- [Data extract]:
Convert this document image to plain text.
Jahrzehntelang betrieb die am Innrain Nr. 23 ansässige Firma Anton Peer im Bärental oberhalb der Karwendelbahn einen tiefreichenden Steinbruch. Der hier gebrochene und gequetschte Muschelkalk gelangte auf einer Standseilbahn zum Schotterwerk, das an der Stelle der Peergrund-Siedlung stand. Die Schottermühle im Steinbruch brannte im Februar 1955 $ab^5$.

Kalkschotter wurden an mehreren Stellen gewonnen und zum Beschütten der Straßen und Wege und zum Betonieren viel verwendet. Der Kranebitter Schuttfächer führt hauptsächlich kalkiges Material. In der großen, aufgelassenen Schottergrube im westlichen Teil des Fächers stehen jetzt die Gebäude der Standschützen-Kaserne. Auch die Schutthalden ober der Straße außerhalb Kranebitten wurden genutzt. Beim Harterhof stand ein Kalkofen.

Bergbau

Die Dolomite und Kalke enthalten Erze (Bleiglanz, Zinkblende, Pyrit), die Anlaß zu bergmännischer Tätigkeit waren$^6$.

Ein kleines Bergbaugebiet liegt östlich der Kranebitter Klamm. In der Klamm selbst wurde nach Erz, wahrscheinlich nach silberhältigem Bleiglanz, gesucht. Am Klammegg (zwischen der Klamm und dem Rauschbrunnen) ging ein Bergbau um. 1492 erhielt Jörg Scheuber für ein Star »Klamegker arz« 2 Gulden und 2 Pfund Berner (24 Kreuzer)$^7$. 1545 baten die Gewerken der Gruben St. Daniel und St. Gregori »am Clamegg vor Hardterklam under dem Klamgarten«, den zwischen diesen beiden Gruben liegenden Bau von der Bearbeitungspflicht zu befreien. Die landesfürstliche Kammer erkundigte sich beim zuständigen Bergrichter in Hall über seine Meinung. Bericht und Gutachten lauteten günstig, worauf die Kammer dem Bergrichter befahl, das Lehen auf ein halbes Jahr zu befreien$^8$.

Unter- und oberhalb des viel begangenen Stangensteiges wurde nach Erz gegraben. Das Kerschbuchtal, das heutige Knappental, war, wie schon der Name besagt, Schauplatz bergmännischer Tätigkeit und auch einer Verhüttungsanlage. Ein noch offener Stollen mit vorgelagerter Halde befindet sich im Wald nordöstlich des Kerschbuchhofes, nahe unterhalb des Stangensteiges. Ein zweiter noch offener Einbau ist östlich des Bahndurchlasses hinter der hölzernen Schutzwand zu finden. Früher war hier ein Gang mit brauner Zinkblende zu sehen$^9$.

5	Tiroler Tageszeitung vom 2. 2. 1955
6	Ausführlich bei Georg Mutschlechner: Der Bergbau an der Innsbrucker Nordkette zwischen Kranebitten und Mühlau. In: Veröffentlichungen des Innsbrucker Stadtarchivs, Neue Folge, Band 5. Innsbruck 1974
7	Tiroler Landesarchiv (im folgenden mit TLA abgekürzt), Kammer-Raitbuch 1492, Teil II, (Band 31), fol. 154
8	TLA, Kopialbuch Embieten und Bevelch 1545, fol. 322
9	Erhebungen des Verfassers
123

- [Exercise prompt]:
Please set down the whole listing above without altering a single line.

- [Exercise solution]:
Convert this document image to plain text.
Jahrzehntelang betrieb die am Innrain Nr. 23 ansässige Firma Anton Peer im Bärental oberhalb der Karwendelbahn einen tiefreichenden Steinbruch. Der hier gebrochene und gequetschte Muschelkalk gelangte auf einer Standseilbahn zum Schotterwerk, das an der Stelle der Peergrund-Siedlung stand. Die Schottermühle im Steinbruch brannte im Februar 1955 $ab^5$.

Kalkschotter wurden an mehreren Stellen gewonnen und zum Beschütten der Straßen und Wege und zum Betonieren viel verwendet. Der Kranebitter Schuttfächer führt hauptsächlich kalkiges Material. In der großen, aufgelassenen Schottergrube im westlichen Teil des Fächers stehen jetzt die Gebäude der Standschützen-Kaserne. Auch die Schutthalden ober der Straße außerhalb Kranebitten wurden genutzt. Beim Harterhof stand ein Kalkofen.

Bergbau

Die Dolomite und Kalke enthalten Erze (Bleiglanz, Zinkblende, Pyrit), die Anlaß zu bergmännischer Tätigkeit waren$^6$.

Ein kleines Bergbaugebiet liegt östlich der Kranebitter Klamm. In der Klamm selbst wurde nach Erz, wahrscheinlich nach silberhältigem Bleiglanz, gesucht. Am Klammegg (zwischen der Klamm und dem Rauschbrunnen) ging ein Bergbau um. 1492 erhielt Jörg Scheuber für ein Star »Klamegker arz« 2 Gulden und 2 Pfund Berner (24 Kreuzer)$^7$. 1545 baten die Gewerken der Gruben St. Daniel und St. Gregori »am Clamegg vor Hardterklam under dem Klamgarten«, den zwischen diesen beiden Gruben liegenden Bau von der Bearbeitungspflicht zu befreien. Die landesfürstliche Kammer erkundigte sich beim zuständigen Bergrichter in Hall über seine Meinung. Bericht und Gutachten lauteten günstig, worauf die Kammer dem Bergrichter befahl, das Lehen auf ein halbes Jahr zu befreien$^8$.

Unter- und oberhalb des viel begangenen Stangensteiges wurde nach Erz gegraben. Das Kerschbuchtal, das heutige Knappental, war, wie schon der Name besagt, Schauplatz bergmännischer Tätigkeit und auch einer Verhüttungsanlage. Ein noch offener Stollen mit vorgelagerter Halde befindet sich im Wald nordöstlich des Kerschbuchhofes, nahe unterhalb des Stangensteiges. Ein zweiter noch offener Einbau ist östlich des Bahndurchlasses hinter der hölzernen Schutzwand zu finden. Früher war hier ein Gang mit brauner Zinkblende zu sehen$^9$.

5	Tiroler Tageszeitung vom 2. 2. 1955
6	Ausführlich bei Georg Mutschlechner: Der Bergbau an der Innsbrucker Nordkette zwischen Kranebitten und Mühlau. In: Veröffentlichungen des Innsbrucker Stadtarchivs, Neue Folge, Band 5. Innsbruck 1974
7	Tiroler Landesarchiv (im folgenden mit TLA abgekürzt), Kammer-Raitbuch 1492, Teil II, (Band 31), fol. 154
8	TLA, Kopialbuch Embieten und Bevelch 1545, fol. 322
9	Erhebungen des Verfassers
123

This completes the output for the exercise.